[Start of Extracted material]
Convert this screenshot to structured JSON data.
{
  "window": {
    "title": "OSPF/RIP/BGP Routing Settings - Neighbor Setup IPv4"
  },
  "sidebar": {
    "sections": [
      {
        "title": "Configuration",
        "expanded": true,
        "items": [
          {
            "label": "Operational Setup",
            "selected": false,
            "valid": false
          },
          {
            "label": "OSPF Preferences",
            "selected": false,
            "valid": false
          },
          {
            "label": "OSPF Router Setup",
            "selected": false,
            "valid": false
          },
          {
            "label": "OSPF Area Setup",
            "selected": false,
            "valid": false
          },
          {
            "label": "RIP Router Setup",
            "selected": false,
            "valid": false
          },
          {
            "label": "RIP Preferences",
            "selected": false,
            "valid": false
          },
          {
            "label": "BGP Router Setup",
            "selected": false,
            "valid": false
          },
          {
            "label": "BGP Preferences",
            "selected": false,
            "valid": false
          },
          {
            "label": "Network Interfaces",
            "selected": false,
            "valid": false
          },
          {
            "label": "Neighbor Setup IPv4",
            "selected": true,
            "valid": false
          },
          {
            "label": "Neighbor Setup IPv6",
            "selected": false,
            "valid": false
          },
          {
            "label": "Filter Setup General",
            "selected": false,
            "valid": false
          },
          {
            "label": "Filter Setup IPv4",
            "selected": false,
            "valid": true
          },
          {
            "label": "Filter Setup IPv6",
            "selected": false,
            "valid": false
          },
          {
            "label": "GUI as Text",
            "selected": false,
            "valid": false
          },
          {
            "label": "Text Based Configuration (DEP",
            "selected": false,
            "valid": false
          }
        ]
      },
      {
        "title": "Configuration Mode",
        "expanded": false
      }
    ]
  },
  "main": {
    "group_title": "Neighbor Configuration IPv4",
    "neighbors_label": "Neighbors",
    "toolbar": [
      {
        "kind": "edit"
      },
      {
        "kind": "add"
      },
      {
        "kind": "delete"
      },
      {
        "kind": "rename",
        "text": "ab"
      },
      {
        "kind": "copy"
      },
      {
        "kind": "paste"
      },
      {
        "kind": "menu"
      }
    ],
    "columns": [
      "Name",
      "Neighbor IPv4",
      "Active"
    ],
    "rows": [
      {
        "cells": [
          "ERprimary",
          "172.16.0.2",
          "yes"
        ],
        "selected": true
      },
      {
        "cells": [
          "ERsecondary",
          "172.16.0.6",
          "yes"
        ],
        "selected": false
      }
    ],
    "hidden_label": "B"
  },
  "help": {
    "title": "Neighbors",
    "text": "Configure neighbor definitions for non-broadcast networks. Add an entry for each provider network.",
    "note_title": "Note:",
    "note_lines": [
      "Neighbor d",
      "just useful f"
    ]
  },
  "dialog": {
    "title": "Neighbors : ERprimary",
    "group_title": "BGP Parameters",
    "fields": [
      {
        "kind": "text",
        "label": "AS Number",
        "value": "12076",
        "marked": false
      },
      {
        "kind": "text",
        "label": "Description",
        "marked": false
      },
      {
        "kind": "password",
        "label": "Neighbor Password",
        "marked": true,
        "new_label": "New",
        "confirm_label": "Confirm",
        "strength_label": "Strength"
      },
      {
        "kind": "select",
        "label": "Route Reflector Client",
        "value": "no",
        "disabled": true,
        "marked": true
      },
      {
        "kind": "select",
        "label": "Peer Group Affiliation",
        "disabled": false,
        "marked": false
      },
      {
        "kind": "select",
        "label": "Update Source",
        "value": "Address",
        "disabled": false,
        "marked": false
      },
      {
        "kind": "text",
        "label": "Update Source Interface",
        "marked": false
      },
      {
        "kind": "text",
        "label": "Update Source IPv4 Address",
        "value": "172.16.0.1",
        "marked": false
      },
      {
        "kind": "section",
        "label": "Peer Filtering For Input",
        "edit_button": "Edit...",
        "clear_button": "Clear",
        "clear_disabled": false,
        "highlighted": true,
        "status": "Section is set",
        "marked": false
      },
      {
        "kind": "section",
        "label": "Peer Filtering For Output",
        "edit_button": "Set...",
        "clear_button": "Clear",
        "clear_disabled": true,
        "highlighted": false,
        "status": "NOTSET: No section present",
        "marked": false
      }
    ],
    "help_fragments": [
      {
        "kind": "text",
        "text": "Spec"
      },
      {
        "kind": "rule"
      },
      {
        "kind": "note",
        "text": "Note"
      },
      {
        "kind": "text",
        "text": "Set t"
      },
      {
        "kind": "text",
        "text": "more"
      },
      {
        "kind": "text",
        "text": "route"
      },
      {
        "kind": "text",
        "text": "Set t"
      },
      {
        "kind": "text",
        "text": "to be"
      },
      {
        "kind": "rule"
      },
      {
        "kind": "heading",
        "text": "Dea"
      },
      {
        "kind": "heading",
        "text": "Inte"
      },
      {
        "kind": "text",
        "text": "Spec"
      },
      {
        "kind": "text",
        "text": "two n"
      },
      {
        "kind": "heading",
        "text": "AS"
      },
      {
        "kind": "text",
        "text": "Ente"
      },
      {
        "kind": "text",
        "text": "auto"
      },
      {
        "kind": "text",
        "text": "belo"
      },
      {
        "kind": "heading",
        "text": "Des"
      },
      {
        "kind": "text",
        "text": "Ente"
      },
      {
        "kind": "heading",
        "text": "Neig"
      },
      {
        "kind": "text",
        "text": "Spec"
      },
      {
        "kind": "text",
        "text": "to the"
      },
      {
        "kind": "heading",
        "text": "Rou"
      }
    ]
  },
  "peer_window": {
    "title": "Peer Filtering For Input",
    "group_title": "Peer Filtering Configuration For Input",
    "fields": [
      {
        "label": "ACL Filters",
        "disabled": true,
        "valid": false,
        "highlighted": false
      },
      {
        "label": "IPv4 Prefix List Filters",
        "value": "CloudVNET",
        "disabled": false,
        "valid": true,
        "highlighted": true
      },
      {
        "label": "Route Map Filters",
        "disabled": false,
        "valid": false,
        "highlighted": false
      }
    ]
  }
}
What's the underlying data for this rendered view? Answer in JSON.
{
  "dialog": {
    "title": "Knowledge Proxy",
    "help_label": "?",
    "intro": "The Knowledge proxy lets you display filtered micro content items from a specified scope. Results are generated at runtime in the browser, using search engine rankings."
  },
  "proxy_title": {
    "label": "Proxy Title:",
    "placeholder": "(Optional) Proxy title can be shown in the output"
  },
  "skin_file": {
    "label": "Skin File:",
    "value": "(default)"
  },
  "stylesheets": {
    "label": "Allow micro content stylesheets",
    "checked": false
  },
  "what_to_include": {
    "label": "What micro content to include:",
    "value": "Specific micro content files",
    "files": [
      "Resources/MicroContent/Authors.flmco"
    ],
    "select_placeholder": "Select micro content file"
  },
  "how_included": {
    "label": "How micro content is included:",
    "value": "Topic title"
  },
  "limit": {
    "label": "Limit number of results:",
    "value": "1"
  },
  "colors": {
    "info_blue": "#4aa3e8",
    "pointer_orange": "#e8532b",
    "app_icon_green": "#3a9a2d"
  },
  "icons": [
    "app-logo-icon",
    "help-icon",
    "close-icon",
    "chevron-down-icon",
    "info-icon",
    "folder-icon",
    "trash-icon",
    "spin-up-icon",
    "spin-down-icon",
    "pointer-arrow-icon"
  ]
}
[End of Extracted material]
Provide an exact reproduction of all the entries shown above.

Convert this screenshot to structured JSON data.
{
  "window": {
    "title": "OSPF/RIP/BGP Routing Settings - Neighbor Setup IPv4"
  },
  "sidebar": {
    "sections": [
      {
        "title": "Configuration",
        "expanded": true,
        "items": [
          {
            "label": "Operational Setup",
            "selected": false,
            "valid": false
          },
          {
            "label": "OSPF Preferences",
            "selected": false,
            "valid": false
          },
          {
            "label": "OSPF Router Setup",
            "selected": false,
            "valid": false
          },
          {
            "label": "OSPF Area Setup",
            "selected": false,
            "valid": false
          },
          {
            "label": "RIP Router Setup",
            "selected": false,
            "valid": false
          },
          {
            "label": "RIP Preferences",
            "selected": false,
            "valid": false
          },
          {
            "label": "BGP Router Setup",
            "selected": false,
            "valid": false
          },
          {
            "label": "BGP Preferences",
            "selected": false,
            "valid": false
          },
          {
            "label": "Network Interfaces",
            "selected": false,
            "valid": false
          },
          {
            "label": "Neighbor Setup IPv4",
            "selected": true,
            "valid": false
          },
          {
            "label": "Neighbor Setup IPv6",
            "selected": false,
            "valid": false
          },
          {
            "label": "Filter Setup General",
            "selected": false,
            "valid": false
          },
          {
            "label": "Filter Setup IPv4",
            "selected": false,
            "valid": true
          },
          {
            "label": "Filter Setup IPv6",
            "selected": false,
            "valid": false
          },
          {
            "label": "GUI as Text",
            "selected": false,
            "valid": false
          },
          {
            "label": "Text Based Configuration (DEP",
            "selected": false,
            "valid": false
          }
        ]
      },
      {
        "title": "Configuration Mode",
        "expanded": false
      }
    ]
  },
  "main": {
    "group_title": "Neighbor Configuration IPv4",
    "neighbors_label": "Neighbors",
    "toolbar": [
      {
        "kind": "edit"
      },
      {
        "kind": "add"
      },
      {
        "kind": "delete"
      },
      {
        "kind": "rename",
        "text": "ab"
      },
      {
        "kind": "copy"
      },
      {
        "kind": "paste"
      },
      {
        "kind": "menu"
      }
    ],
    "columns": [
      "Name",
      "Neighbor IPv4",
      "Active"
    ],
    "rows": [
      {
        "cells": [
          "ERprimary",
          "172.16.0.2",
          "yes"
        ],
        "selected": true
      },
      {
        "cells": [
          "ERsecondary",
          "172.16.0.6",
          "yes"
        ],
        "selected": false
      }
    ],
    "hidden_label": "B"
  },
  "help": {
    "title": "Neighbors",
    "text": "Configure neighbor definitions for non-broadcast networks. Add an entry for each provider network.",
    "note_title": "Note:",
    "note_lines": [
      "Neighbor d",
      "just useful f"
    ]
  },
  "dialog": {
    "title": "Neighbors : ERprimary",
    "group_title": "BGP Parameters",
    "fields": [
      {
        "kind": "text",
        "label": "AS Number",
        "value": "12076",
        "marked": false
      },
      {
        "kind": "text",
        "label": "Description",
        "marked": false
      },
      {
        "kind": "password",
        "label": "Neighbor Password",
        "marked": true,
        "new_label": "New",
        "confirm_label": "Confirm",
        "strength_label": "Strength"
      },
      {
        "kind": "select",
        "label": "Route Reflector Client",
        "value": "no",
        "disabled": true,
        "marked": true
      },
      {
        "kind": "select",
        "label": "Peer Group Affiliation",
        "disabled": false,
        "marked": false
      },
      {
        "kind": "select",
        "label": "Update Source",
        "value": "Address",
        "disabled": false,
        "marked": false
      },
      {
        "kind": "text",
        "label": "Update Source Interface",
        "marked": false
      },
      {
        "kind": "text",
        "label": "Update Source IPv4 Address",
        "value": "172.16.0.1",
        "marked": false
      },
      {
        "kind": "section",
        "label": "Peer Filtering For Input",
        "edit_button": "Edit...",
        "clear_button": "Clear",
        "clear_disabled": false,
        "highlighted": true,
        "status": "Section is set",
        "marked": false
      },
      {
        "kind": "section",
        "label": "Peer Filtering For Output",
        "edit_button": "Set...",
        "clear_button": "Clear",
        "clear_disabled": true,
        "highlighted": false,
        "status": "NOTSET: No section present",
        "marked": false
      }
    ],
    "help_fragments": [
      {
        "kind": "text",
        "text": "Spec"
      },
      {
        "kind": "rule"
      },
      {
        "kind": "note",
        "text": "Note"
      },
      {
        "kind": "text",
        "text": "Set t"
      },
      {
        "kind": "text",
        "text": "more"
      },
      {
        "kind": "text",
        "text": "route"
      },
      {
        "kind": "text",
        "text": "Set t"
      },
      {
        "kind": "text",
        "text": "to be"
      },
      {
        "kind": "rule"
      },
      {
        "kind": "heading",
        "text": "Dea"
      },
      {
        "kind": "heading",
        "text": "Inte"
      },
      {
        "kind": "text",
        "text": "Spec"
      },
      {
        "kind": "text",
        "text": "two n"
      },
      {
        "kind": "heading",
        "text": "AS"
      },
      {
        "kind": "text",
        "text": "Ente"
      },
      {
        "kind": "text",
        "text": "auto"
      },
      {
        "kind": "text",
        "text": "belo"
      },
      {
        "kind": "heading",
        "text": "Des"
      },
      {
        "kind": "text",
        "text": "Ente"
      },
      {
        "kind": "heading",
        "text": "Neig"
      },
      {
        "kind": "text",
        "text": "Spec"
      },
      {
        "kind": "text",
        "text": "to the"
      },
      {
        "kind": "heading",
        "text": "Rou"
      }
    ]
  },
  "peer_window": {
    "title": "Peer Filtering For Input",
    "group_title": "Peer Filtering Configuration For Input",
    "fields": [
      {
        "label": "ACL Filters",
        "disabled": true,
        "valid": false,
        "highlighted": false
      },
      {
        "label": "IPv4 Prefix List Filters",
        "value": "CloudVNET",
        "disabled": false,
        "valid": true,
        "highlighted": true
      },
      {
        "label": "Route Map Filters",
        "disabled": false,
        "valid": false,
        "highlighted": false
      }
    ]
  }
}
What's the underlying data for this rendered view? Answer in JSON.
{
  "dialog": {
    "title": "Knowledge Proxy",
    "help_label": "?",
    "intro": "The Knowledge proxy lets you display filtered micro content items from a specified scope. Results are generated at runtime in the browser, using search engine rankings."
  },
  "proxy_title": {
    "label": "Proxy Title:",
    "placeholder": "(Optional) Proxy title can be shown in the output"
  },
  "skin_file": {
    "label": "Skin File:",
    "value": "(default)"
  },
  "stylesheets": {
    "label": "Allow micro content stylesheets",
    "checked": false
  },
  "what_to_include": {
    "label": "What micro content to include:",
    "value": "Specific micro content files",
    "files": [
      "Resources/MicroContent/Authors.flmco"
    ],
    "select_placeholder": "Select micro content file"
  },
  "how_included": {
    "label": "How micro content is included:",
    "value": "Topic title"
  },
  "limit": {
    "label": "Limit number of results:",
    "value": "1"
  },
  "colors": {
    "info_blue": "#4aa3e8",
    "pointer_orange": "#e8532b",
    "app_icon_green": "#3a9a2d"
  },
  "icons": [
    "app-logo-icon",
    "help-icon",
    "close-icon",
    "chevron-down-icon",
    "info-icon",
    "folder-icon",
    "trash-icon",
    "spin-up-icon",
    "spin-down-icon",
    "pointer-arrow-icon"
  ]
}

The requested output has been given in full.